Material provided =
+===+

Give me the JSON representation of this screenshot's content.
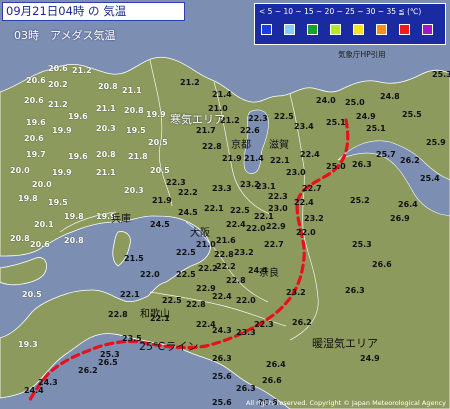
{
  "header": {
    "title": "09月21日04時 の 気温",
    "subtitle": "03時　アメダス気温"
  },
  "legend": {
    "scale_text": "< 5 ~ 10 ~ 15 ~ 20 ~ 25 ~ 30 ~ 35 ≦ (℃)",
    "colors": [
      "#1b3be8",
      "#7fd0ff",
      "#17a32c",
      "#b7e630",
      "#f6e51d",
      "#f39219",
      "#f21a1a",
      "#a21abf"
    ],
    "source_credit": "気象庁HP引用"
  },
  "colors": {
    "sea": "#7c8fb3",
    "land": "#8c9a5e",
    "land_shade": "#6f7e48",
    "boundary_line": "#ffffff",
    "line_25c": "#e8101a",
    "warm_temp_text": "#111111",
    "cold_temp_text": "#ffffff"
  },
  "labels": {
    "cold_area": "寒気エリア",
    "warm_area": "暖湿気エリア",
    "line_25c": "25℃ライン"
  },
  "prefectures": [
    "兵庫",
    "京都",
    "滋賀",
    "大阪",
    "奈良",
    "和歌山"
  ],
  "readings": {
    "cold": [
      "20.6",
      "21.2",
      "20.6",
      "20.2",
      "20.8",
      "21.1",
      "20.6",
      "21.2",
      "19.6",
      "21.1",
      "20.8",
      "19.6",
      "19.9",
      "19.9",
      "19.5",
      "20.6",
      "20.3",
      "20.5",
      "19.6",
      "19.7",
      "20.0",
      "20.8",
      "21.8",
      "19.9",
      "20.0",
      "21.1",
      "20.5",
      "19.8",
      "20.3",
      "19.5",
      "20.1",
      "19.8",
      "20.8",
      "19.9",
      "20.6",
      "20.8",
      "20.5",
      "19.3"
    ],
    "warm": [
      "25.3",
      "25.0",
      "24.9",
      "24.0",
      "24.8",
      "25.1",
      "25.1",
      "25.5",
      "25.9",
      "25.7",
      "26.2",
      "26.3",
      "25.0",
      "25.4",
      "26.4",
      "26.9",
      "25.2",
      "25.3",
      "26.6",
      "26.3",
      "26.2",
      "26.3",
      "26.4",
      "26.6",
      "24.4",
      "24.3",
      "26.2",
      "26.5",
      "25.3",
      "25.6",
      "26.3",
      "25.6",
      "26.6",
      "24.9"
    ],
    "mid": [
      "21.2",
      "21.4",
      "21.0",
      "21.2",
      "22.5",
      "22.6",
      "21.7",
      "22.3",
      "23.4",
      "22.8",
      "21.9",
      "21.4",
      "22.1",
      "22.4",
      "23.0",
      "23.2",
      "23.1",
      "23.3",
      "22.2",
      "22.7",
      "22.4",
      "22.3",
      "23.2",
      "22.0",
      "23.0",
      "22.1",
      "22.5",
      "22.1",
      "22.4",
      "22.0",
      "22.9",
      "21.6",
      "21.0",
      "22.5",
      "22.7",
      "22.8",
      "23.2",
      "22.2",
      "22.2",
      "22.8",
      "22.4",
      "24.5",
      "24.5",
      "21.9",
      "22.3",
      "24.4",
      "22.5",
      "22.9",
      "22.0",
      "22.5",
      "22.8",
      "23.2",
      "23.3",
      "23.5",
      "21.5",
      "22.0",
      "22.1",
      "22.8",
      "22.1",
      "22.4",
      "24.3",
      "22.3"
    ]
  },
  "copyright": "All rights reserved. Copyright © Japan Meteorological Agency"
}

+===+

Work to do = Print every entry exactly as written, without the pictures.

Full response =
Give me the JSON representation of this screenshot's content.
{
  "header": {
    "title": "09月21日04時 の 気温",
    "subtitle": "03時　アメダス気温"
  },
  "legend": {
    "scale_text": "< 5 ~ 10 ~ 15 ~ 20 ~ 25 ~ 30 ~ 35 ≦ (℃)",
    "colors": [
      "#1b3be8",
      "#7fd0ff",
      "#17a32c",
      "#b7e630",
      "#f6e51d",
      "#f39219",
      "#f21a1a",
      "#a21abf"
    ],
    "source_credit": "気象庁HP引用"
  },
  "colors": {
    "sea": "#7c8fb3",
    "land": "#8c9a5e",
    "land_shade": "#6f7e48",
    "boundary_line": "#ffffff",
    "line_25c": "#e8101a",
    "warm_temp_text": "#111111",
    "cold_temp_text": "#ffffff"
  },
  "labels": {
    "cold_area": "寒気エリア",
    "warm_area": "暖湿気エリア",
    "line_25c": "25℃ライン"
  },
  "prefectures": [
    "兵庫",
    "京都",
    "滋賀",
    "大阪",
    "奈良",
    "和歌山"
  ],
  "readings": {
    "cold": [
      "20.6",
      "21.2",
      "20.6",
      "20.2",
      "20.8",
      "21.1",
      "20.6",
      "21.2",
      "19.6",
      "21.1",
      "20.8",
      "19.6",
      "19.9",
      "19.9",
      "19.5",
      "20.6",
      "20.3",
      "20.5",
      "19.6",
      "19.7",
      "20.0",
      "20.8",
      "21.8",
      "19.9",
      "20.0",
      "21.1",
      "20.5",
      "19.8",
      "20.3",
      "19.5",
      "20.1",
      "19.8",
      "20.8",
      "19.9",
      "20.6",
      "20.8",
      "20.5",
      "19.3"
    ],
    "warm": [
      "25.3",
      "25.0",
      "24.9",
      "24.0",
      "24.8",
      "25.1",
      "25.1",
      "25.5",
      "25.9",
      "25.7",
      "26.2",
      "26.3",
      "25.0",
      "25.4",
      "26.4",
      "26.9",
      "25.2",
      "25.3",
      "26.6",
      "26.3",
      "26.2",
      "26.3",
      "26.4",
      "26.6",
      "24.4",
      "24.3",
      "26.2",
      "26.5",
      "25.3",
      "25.6",
      "26.3",
      "25.6",
      "26.6",
      "24.9"
    ],
    "mid": [
      "21.2",
      "21.4",
      "21.0",
      "21.2",
      "22.5",
      "22.6",
      "21.7",
      "22.3",
      "23.4",
      "22.8",
      "21.9",
      "21.4",
      "22.1",
      "22.4",
      "23.0",
      "23.2",
      "23.1",
      "23.3",
      "22.2",
      "22.7",
      "22.4",
      "22.3",
      "23.2",
      "22.0",
      "23.0",
      "22.1",
      "22.5",
      "22.1",
      "22.4",
      "22.0",
      "22.9",
      "21.6",
      "21.0",
      "22.5",
      "22.7",
      "22.8",
      "23.2",
      "22.2",
      "22.2",
      "22.8",
      "22.4",
      "24.5",
      "24.5",
      "21.9",
      "22.3",
      "24.4",
      "22.5",
      "22.9",
      "22.0",
      "22.5",
      "22.8",
      "23.2",
      "23.3",
      "23.5",
      "21.5",
      "22.0",
      "22.1",
      "22.8",
      "22.1",
      "22.4",
      "24.3",
      "22.3"
    ]
  },
  "copyright": "All rights reserved. Copyright © Japan Meteorological Agency"
}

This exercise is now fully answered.